**WORK INSTRUCTIONS**
Scan the records for the word "CUSTOMIZE". Copy each line that includes it.

-*-*-

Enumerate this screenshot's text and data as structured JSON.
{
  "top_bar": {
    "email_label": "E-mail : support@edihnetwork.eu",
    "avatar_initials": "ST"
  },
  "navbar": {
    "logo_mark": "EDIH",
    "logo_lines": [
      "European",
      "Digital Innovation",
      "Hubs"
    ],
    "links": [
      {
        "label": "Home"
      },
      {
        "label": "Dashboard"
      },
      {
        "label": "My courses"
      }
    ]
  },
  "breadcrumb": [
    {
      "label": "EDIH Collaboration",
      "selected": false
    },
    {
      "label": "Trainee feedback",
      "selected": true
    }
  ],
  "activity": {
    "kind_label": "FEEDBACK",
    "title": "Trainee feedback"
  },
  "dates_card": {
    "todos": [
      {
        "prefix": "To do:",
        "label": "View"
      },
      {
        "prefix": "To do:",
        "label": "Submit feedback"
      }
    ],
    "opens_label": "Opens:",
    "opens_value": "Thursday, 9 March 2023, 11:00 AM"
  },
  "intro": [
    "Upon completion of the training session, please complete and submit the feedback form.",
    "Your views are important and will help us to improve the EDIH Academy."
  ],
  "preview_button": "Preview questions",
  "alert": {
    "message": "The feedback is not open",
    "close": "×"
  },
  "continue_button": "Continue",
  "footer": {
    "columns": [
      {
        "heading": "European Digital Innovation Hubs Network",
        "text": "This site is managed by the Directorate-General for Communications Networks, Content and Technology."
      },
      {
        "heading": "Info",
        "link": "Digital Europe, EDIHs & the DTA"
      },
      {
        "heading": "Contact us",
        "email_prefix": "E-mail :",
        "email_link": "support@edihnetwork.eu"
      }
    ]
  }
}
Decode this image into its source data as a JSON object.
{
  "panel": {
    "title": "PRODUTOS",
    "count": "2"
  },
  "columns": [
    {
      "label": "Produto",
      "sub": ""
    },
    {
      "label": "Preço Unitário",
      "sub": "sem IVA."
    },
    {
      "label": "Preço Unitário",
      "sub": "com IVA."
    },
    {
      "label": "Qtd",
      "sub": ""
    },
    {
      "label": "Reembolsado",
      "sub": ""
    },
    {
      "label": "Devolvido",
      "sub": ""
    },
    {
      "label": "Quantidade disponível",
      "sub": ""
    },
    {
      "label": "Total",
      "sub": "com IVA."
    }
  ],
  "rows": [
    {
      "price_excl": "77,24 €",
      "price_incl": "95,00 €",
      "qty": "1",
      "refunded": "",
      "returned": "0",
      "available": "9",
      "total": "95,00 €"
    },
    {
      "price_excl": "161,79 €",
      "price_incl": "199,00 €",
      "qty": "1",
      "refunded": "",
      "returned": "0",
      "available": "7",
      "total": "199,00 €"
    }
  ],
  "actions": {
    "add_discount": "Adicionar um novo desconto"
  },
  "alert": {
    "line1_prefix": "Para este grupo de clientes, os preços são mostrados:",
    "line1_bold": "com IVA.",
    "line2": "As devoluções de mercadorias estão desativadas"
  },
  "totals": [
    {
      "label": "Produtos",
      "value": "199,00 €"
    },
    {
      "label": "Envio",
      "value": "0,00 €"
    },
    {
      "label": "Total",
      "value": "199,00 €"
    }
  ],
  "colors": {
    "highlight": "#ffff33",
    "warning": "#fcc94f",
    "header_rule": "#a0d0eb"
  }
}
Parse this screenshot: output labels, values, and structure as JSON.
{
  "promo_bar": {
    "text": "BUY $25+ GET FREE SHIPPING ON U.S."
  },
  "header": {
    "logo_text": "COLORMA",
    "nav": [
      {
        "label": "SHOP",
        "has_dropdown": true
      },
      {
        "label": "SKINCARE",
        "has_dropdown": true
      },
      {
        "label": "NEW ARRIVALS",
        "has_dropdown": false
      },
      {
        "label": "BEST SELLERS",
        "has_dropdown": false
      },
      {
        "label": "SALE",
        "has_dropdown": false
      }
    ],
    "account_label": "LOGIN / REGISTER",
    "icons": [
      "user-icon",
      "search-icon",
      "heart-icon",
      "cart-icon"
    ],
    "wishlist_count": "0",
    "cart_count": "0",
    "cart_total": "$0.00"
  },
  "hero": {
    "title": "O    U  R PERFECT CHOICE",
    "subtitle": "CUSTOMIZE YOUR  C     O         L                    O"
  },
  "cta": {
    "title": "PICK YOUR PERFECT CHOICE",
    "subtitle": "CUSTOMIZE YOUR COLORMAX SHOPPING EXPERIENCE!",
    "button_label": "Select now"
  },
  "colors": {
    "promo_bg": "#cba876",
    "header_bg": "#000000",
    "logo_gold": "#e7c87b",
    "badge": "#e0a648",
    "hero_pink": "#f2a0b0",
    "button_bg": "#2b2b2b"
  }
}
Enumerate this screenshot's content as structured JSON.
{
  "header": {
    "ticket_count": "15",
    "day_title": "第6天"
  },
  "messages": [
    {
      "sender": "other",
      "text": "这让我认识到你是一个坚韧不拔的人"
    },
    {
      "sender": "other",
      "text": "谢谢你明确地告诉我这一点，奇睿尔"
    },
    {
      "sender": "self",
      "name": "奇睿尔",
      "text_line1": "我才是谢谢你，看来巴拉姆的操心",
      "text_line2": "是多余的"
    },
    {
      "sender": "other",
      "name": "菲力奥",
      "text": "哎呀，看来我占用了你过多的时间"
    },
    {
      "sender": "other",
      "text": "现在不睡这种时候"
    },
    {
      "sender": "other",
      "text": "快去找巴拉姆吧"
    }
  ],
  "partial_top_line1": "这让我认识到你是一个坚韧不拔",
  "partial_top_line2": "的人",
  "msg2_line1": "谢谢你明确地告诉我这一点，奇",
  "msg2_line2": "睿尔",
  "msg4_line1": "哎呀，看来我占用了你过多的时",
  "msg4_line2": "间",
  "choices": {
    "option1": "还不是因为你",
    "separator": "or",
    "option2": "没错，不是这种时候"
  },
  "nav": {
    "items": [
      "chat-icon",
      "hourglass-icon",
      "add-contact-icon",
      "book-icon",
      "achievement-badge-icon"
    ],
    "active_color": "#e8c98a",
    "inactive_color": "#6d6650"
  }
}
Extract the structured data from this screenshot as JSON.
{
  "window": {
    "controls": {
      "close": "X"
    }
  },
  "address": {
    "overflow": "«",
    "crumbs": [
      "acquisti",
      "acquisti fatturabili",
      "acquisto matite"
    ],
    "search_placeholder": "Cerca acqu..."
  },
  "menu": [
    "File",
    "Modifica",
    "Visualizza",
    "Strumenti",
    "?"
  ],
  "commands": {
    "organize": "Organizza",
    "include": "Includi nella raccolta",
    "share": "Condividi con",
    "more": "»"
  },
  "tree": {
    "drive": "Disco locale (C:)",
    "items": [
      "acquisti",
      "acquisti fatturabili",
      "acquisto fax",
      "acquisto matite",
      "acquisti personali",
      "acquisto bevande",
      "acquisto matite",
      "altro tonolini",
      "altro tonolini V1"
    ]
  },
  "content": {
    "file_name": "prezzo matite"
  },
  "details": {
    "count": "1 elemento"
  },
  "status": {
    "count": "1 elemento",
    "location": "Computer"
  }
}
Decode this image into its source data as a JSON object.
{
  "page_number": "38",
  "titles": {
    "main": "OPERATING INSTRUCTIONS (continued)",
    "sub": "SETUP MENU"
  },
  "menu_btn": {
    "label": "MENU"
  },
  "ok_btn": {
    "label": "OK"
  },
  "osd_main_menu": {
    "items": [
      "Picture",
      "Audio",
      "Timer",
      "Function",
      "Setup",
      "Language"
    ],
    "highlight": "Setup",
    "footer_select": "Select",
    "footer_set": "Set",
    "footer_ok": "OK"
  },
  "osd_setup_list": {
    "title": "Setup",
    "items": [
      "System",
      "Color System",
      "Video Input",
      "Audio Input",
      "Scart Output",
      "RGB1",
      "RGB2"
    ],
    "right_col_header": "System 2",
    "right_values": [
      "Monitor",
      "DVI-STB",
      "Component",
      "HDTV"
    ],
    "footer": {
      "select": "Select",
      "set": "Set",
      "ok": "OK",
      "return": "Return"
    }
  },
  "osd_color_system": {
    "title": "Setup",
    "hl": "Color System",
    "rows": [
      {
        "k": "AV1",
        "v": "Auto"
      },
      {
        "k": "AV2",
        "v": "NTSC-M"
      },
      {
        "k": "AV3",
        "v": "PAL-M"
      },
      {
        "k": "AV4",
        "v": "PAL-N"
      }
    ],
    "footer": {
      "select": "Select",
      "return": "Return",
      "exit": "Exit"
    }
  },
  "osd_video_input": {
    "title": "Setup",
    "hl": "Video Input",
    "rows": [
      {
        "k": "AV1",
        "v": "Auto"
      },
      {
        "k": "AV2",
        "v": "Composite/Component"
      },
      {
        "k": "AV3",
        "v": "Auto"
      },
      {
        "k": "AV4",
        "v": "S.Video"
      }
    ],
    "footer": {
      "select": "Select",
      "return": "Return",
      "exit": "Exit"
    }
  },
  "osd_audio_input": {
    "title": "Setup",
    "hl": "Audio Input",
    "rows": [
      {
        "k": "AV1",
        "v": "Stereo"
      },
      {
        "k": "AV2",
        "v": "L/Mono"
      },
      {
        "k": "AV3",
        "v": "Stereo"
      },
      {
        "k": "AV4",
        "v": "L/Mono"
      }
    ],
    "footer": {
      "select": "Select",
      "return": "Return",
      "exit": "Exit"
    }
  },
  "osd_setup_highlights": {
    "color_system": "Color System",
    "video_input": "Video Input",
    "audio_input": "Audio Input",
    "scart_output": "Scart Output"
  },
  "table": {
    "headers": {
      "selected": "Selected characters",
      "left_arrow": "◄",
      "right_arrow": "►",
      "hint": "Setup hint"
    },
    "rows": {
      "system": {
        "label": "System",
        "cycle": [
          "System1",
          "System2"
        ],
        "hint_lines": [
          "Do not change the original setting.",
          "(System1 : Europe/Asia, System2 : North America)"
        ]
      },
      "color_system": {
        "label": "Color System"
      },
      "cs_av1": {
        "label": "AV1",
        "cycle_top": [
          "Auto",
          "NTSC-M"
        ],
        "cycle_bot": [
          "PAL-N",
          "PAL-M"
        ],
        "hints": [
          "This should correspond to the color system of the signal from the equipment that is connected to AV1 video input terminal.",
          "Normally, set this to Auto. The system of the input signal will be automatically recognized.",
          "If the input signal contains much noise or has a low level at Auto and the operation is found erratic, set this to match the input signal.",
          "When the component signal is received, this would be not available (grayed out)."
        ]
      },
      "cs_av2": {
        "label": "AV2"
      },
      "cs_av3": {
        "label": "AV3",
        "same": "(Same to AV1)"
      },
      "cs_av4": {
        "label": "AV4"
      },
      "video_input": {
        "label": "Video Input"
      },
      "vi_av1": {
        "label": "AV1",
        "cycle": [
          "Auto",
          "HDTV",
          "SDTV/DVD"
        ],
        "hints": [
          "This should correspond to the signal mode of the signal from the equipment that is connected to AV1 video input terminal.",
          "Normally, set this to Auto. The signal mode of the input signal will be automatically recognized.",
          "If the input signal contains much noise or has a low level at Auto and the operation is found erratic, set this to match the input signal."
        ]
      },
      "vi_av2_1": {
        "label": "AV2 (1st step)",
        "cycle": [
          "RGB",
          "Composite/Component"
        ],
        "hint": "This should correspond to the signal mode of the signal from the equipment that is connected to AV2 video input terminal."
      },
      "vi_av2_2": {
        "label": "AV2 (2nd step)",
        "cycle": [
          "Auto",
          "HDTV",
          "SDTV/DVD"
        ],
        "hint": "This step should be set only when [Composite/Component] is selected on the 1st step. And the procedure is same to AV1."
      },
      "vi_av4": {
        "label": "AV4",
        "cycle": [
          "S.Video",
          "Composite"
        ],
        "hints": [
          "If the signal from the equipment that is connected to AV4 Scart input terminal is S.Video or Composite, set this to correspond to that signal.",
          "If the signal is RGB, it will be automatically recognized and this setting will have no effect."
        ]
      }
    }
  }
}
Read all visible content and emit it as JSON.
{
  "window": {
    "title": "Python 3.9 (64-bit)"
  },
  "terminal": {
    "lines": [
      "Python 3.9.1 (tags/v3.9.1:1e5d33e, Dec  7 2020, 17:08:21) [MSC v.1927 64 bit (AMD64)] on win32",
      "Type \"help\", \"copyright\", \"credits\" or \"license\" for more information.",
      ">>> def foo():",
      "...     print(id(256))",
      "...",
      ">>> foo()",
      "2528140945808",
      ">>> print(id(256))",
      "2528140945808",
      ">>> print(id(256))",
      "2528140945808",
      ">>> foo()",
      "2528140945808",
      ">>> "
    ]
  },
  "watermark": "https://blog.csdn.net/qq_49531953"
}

-*-*-

**RESPONSE TO THE TASK**
    "subtitle": "CUSTOMIZE YOUR  C     O         L                    O"
    "subtitle": "CUSTOMIZE YOUR COLORMAX SHOPPING EXPERIENCE!",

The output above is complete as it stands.